Stored records:
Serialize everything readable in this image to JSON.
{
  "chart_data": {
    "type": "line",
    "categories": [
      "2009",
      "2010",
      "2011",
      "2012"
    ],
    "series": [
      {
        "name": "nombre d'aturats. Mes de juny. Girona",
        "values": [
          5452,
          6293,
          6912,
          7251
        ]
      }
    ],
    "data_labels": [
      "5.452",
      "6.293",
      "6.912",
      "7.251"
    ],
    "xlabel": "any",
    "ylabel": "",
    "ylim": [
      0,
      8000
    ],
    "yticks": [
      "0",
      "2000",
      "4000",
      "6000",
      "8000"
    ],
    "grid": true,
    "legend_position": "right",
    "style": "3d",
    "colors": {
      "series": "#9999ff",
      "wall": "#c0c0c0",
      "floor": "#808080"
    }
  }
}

▶ _STATED PROBLEM_
Every entry above needs to be quoted exactly.

▶ _TASK RESULT_
Serialize everything readable in this image to JSON.
{
  "chart_data": {
    "type": "line",
    "categories": [
      "2009",
      "2010",
      "2011",
      "2012"
    ],
    "series": [
      {
        "name": "nombre d'aturats. Mes de juny. Girona",
        "values": [
          5452,
          6293,
          6912,
          7251
        ]
      }
    ],
    "data_labels": [
      "5.452",
      "6.293",
      "6.912",
      "7.251"
    ],
    "xlabel": "any",
    "ylabel": "",
    "ylim": [
      0,
      8000
    ],
    "yticks": [
      "0",
      "2000",
      "4000",
      "6000",
      "8000"
    ],
    "grid": true,
    "legend_position": "right",
    "style": "3d",
    "colors": {
      "series": "#9999ff",
      "wall": "#c0c0c0",
      "floor": "#808080"
    }
  }
}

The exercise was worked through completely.